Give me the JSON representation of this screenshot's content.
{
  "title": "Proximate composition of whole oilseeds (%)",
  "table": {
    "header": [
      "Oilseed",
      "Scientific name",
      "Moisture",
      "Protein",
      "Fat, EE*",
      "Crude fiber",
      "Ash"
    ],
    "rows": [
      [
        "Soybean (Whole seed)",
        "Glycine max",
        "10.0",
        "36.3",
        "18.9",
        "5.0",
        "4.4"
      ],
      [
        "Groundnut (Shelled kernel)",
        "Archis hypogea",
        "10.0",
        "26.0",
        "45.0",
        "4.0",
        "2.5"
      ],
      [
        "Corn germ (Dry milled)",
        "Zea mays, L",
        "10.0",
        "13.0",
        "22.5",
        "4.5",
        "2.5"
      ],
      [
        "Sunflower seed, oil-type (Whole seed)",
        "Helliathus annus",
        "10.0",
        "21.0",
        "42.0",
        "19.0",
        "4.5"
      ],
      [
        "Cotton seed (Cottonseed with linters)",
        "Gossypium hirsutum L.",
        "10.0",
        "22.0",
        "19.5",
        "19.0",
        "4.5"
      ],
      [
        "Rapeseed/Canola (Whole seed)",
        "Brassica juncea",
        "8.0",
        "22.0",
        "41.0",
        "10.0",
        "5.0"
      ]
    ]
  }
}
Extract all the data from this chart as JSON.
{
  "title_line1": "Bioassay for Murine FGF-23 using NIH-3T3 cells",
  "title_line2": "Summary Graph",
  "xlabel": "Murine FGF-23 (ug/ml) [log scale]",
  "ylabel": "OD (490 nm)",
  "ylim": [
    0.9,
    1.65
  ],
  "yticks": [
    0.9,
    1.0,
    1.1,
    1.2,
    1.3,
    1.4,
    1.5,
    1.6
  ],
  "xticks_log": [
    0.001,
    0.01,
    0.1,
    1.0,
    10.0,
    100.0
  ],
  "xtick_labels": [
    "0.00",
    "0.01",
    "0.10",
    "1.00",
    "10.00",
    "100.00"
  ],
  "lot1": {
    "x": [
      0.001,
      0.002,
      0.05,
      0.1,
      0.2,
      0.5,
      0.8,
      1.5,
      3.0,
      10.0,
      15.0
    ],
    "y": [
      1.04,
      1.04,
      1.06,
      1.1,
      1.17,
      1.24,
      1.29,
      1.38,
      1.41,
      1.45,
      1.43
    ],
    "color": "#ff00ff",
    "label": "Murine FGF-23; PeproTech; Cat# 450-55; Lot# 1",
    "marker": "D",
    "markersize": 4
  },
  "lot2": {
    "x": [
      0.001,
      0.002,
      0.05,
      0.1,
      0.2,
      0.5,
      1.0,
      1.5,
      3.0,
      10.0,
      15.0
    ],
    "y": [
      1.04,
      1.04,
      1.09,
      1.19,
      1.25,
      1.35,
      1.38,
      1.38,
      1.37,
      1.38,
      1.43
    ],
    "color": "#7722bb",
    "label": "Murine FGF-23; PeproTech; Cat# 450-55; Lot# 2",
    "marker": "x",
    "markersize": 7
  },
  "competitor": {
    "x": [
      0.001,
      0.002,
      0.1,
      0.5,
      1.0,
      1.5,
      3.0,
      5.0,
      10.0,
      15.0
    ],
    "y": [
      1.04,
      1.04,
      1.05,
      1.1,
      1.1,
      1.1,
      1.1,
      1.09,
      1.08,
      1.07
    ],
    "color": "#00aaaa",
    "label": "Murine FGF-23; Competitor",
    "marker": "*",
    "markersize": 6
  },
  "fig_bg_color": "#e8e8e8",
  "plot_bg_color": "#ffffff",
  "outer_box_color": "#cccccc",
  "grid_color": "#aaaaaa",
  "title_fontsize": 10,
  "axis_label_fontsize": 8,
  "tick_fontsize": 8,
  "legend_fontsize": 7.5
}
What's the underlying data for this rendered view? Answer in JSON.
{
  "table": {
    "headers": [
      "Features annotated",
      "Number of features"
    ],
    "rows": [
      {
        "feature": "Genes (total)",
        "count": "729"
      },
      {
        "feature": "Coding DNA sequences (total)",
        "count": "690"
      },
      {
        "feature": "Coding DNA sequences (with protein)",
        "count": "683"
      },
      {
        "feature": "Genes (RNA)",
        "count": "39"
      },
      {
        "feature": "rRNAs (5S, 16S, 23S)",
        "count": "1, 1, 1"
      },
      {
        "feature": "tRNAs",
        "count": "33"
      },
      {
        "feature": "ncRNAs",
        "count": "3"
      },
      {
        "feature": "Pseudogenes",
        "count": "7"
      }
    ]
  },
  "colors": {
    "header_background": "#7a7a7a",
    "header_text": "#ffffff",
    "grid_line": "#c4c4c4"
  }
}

--------

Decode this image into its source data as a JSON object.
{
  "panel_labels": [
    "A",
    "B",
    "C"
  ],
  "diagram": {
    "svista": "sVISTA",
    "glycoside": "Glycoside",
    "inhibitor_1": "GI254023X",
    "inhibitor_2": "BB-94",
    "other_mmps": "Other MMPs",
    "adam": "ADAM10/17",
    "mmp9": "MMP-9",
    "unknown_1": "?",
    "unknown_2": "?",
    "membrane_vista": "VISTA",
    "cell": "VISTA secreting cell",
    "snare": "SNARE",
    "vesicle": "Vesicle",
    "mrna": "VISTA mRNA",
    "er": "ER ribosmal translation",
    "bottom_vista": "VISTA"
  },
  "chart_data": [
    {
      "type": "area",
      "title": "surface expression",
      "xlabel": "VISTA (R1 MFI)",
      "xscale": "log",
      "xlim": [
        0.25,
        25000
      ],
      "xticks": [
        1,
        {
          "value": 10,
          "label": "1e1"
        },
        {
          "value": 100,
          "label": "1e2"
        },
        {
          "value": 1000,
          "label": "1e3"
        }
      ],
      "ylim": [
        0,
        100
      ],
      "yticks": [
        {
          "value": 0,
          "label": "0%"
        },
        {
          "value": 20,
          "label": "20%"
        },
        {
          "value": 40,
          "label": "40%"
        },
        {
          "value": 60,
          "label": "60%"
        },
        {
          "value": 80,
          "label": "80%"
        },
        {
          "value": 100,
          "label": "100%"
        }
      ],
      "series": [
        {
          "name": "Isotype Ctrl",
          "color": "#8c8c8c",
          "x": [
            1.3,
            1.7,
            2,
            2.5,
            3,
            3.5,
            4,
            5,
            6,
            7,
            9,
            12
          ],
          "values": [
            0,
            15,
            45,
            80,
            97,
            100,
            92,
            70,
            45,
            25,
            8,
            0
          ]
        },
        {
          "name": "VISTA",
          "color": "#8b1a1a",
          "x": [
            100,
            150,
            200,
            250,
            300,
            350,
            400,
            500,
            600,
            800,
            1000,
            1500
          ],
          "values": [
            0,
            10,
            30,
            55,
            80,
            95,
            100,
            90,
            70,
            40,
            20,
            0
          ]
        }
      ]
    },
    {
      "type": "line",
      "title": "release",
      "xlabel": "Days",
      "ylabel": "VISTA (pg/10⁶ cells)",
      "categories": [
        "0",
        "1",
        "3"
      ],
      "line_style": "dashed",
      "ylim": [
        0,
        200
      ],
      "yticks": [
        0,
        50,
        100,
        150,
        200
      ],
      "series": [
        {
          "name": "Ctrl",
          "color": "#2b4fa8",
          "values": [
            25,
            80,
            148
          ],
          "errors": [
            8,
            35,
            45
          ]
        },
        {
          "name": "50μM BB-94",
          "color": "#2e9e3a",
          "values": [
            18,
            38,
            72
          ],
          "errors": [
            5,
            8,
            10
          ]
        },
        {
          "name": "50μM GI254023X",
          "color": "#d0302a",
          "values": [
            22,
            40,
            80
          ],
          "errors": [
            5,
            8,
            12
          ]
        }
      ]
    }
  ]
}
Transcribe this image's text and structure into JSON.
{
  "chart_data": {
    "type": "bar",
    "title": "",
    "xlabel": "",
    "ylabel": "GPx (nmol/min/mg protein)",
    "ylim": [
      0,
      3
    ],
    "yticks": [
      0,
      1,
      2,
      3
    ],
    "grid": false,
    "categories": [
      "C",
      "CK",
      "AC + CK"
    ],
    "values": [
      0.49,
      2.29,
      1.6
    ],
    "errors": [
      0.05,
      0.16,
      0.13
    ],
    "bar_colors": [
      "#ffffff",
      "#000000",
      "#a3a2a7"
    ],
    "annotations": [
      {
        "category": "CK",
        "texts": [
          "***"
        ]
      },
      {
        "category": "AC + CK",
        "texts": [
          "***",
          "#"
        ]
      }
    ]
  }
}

--------

Exercise: Determine how many lines in the listing above hold the word "count", and reply with that number only.

Reply to the exercise: 8